▼▼▼

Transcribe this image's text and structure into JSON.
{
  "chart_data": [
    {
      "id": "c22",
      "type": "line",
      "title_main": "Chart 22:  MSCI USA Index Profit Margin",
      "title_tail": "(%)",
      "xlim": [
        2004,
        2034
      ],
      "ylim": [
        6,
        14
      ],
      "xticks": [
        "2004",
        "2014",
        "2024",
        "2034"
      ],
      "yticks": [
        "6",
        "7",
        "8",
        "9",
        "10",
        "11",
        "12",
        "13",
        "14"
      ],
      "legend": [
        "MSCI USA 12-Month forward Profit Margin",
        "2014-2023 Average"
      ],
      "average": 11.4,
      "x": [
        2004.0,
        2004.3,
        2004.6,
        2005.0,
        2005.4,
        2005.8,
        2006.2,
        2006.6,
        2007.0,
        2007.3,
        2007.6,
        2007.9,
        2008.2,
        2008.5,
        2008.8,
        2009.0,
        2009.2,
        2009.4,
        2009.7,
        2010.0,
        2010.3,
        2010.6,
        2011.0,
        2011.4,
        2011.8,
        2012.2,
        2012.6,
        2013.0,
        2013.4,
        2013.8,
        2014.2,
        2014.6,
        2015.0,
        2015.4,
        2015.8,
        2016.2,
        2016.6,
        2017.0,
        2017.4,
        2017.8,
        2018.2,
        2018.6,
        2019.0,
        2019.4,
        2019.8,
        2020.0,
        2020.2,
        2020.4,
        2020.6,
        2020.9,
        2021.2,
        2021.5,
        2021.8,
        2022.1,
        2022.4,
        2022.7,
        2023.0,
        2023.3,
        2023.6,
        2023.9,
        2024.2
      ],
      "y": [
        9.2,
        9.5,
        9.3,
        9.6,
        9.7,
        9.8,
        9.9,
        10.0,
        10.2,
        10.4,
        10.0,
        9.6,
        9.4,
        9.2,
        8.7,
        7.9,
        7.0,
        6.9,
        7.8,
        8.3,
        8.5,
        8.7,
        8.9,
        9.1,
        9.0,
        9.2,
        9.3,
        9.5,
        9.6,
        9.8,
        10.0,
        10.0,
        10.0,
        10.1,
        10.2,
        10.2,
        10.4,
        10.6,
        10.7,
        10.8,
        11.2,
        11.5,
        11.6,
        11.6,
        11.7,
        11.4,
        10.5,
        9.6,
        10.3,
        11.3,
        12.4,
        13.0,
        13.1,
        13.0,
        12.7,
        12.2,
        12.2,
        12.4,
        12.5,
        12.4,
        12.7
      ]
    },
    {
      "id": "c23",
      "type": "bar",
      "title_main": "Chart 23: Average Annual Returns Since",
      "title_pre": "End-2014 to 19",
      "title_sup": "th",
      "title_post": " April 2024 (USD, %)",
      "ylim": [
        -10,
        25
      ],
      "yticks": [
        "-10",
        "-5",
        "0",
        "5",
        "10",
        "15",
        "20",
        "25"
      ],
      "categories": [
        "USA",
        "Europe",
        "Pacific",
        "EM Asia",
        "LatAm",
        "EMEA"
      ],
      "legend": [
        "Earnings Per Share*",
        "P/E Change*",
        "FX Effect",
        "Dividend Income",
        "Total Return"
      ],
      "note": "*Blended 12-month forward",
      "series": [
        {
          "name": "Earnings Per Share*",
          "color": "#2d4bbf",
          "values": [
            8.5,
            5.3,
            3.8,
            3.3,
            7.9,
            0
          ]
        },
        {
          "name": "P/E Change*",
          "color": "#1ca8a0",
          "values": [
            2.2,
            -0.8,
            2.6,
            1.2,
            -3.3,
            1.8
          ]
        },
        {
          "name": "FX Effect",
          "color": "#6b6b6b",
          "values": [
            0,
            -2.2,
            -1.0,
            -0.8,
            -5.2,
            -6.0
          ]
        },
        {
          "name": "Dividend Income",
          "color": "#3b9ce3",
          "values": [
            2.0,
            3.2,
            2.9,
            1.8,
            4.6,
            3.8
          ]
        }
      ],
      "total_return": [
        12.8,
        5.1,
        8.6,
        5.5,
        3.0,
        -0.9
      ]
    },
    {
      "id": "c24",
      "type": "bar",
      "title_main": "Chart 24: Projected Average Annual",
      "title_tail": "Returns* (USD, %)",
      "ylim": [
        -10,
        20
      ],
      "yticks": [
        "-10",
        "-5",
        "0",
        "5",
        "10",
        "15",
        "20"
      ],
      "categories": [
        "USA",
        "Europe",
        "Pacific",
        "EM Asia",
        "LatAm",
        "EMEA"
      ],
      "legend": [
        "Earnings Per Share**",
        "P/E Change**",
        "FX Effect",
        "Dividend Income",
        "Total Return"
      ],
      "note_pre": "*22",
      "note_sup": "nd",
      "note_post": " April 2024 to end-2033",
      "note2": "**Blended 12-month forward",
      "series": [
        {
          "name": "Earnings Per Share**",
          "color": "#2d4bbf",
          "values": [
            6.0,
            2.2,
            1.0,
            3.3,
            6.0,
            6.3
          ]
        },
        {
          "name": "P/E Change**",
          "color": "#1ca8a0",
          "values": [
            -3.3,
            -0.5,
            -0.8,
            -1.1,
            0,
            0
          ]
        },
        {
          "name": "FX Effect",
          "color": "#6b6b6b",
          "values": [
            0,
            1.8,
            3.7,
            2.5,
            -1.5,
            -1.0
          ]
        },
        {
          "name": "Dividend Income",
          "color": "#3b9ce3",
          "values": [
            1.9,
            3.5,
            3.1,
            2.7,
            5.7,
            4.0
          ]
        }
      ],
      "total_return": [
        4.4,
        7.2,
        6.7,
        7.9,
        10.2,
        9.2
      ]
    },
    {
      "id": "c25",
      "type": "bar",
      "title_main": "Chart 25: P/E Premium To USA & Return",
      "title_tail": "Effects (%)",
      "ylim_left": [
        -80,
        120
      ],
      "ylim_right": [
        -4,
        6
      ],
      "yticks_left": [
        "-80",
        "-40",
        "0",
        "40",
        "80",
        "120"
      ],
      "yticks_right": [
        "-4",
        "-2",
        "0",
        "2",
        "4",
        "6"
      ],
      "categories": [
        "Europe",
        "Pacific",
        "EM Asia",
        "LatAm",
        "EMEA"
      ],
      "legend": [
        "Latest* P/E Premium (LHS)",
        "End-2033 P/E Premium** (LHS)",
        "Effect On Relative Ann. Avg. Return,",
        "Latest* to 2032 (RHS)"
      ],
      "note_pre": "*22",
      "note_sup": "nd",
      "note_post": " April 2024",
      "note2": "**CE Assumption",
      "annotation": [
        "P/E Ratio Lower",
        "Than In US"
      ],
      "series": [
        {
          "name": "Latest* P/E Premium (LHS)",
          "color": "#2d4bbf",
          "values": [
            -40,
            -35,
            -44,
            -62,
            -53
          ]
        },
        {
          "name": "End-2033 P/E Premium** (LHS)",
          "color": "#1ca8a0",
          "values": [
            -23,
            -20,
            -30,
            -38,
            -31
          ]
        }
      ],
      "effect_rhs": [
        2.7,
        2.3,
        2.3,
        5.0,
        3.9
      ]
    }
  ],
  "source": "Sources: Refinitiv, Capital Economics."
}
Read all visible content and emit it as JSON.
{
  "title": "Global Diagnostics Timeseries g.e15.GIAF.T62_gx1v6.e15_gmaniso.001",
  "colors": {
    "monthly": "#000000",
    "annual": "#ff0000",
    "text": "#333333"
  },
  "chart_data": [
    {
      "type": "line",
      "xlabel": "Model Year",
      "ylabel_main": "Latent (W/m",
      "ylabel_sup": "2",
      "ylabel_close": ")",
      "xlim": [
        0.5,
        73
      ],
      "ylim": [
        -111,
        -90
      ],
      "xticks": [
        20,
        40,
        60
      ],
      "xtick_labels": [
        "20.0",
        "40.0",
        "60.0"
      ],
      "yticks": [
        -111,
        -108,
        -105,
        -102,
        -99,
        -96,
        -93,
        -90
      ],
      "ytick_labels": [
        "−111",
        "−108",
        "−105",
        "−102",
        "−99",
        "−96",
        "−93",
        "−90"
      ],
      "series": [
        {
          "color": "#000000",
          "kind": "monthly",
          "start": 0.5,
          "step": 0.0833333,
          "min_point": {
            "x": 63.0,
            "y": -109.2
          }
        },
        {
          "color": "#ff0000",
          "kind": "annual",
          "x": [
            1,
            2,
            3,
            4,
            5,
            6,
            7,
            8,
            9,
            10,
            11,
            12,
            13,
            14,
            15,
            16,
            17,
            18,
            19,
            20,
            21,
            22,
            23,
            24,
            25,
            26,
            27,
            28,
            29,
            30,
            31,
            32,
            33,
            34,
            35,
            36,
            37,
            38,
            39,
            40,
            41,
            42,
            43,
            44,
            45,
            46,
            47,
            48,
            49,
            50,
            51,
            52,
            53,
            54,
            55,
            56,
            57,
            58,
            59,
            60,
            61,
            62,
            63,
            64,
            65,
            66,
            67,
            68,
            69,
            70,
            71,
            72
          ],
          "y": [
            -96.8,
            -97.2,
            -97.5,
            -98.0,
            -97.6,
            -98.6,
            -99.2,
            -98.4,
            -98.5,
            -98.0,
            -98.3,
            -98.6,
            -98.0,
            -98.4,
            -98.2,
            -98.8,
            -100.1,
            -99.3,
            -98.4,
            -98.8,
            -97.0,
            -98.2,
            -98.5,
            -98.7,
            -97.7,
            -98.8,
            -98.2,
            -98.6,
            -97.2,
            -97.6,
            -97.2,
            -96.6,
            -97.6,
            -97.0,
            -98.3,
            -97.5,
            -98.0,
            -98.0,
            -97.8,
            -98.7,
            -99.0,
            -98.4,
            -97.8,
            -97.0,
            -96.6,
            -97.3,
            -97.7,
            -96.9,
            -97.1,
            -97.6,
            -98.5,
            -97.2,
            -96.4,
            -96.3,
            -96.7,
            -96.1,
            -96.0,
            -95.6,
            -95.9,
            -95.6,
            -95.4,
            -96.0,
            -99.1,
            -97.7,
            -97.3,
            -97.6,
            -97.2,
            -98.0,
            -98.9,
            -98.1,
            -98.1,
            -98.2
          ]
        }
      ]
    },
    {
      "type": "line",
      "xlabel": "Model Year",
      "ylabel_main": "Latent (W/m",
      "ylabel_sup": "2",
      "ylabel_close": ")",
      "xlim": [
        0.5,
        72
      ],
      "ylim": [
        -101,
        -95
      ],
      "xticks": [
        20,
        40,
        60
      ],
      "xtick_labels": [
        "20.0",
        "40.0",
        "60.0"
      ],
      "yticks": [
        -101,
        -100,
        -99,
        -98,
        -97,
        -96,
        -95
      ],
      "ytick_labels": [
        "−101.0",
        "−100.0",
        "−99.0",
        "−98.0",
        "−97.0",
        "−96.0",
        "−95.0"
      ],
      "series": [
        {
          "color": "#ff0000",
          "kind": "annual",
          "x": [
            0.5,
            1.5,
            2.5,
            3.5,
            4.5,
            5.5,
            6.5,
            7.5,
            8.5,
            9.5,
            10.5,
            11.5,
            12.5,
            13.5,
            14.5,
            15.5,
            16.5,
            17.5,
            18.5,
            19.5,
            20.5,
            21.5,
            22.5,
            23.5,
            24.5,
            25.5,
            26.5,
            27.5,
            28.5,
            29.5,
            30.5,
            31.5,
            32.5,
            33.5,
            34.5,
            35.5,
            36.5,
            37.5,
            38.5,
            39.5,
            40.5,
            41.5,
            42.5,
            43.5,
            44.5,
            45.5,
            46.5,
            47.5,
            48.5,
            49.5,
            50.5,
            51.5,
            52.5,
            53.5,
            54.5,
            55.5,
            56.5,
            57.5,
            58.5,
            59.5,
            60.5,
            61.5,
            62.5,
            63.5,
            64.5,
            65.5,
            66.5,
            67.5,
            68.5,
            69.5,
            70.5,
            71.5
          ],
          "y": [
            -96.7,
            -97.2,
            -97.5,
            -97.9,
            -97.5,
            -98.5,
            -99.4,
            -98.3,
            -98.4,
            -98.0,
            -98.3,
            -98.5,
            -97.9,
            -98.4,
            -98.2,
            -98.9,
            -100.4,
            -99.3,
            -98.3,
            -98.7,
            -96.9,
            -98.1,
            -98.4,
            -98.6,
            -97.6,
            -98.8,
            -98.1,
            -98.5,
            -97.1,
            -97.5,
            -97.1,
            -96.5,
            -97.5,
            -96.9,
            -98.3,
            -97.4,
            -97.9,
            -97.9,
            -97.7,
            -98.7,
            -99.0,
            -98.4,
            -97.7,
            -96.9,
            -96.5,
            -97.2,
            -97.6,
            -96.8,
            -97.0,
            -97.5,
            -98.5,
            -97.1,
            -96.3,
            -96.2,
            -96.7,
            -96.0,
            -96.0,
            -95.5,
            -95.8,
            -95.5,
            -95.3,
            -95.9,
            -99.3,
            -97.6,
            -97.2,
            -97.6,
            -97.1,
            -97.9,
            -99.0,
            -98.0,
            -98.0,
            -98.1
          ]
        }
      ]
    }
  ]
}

▲▲▲

Written problem: Note each line of the entries that has "Blended" in it, and copy those lines.

Expected answer:
      "note": "*Blended 12-month forward",
      "note2": "**Blended 12-month forward",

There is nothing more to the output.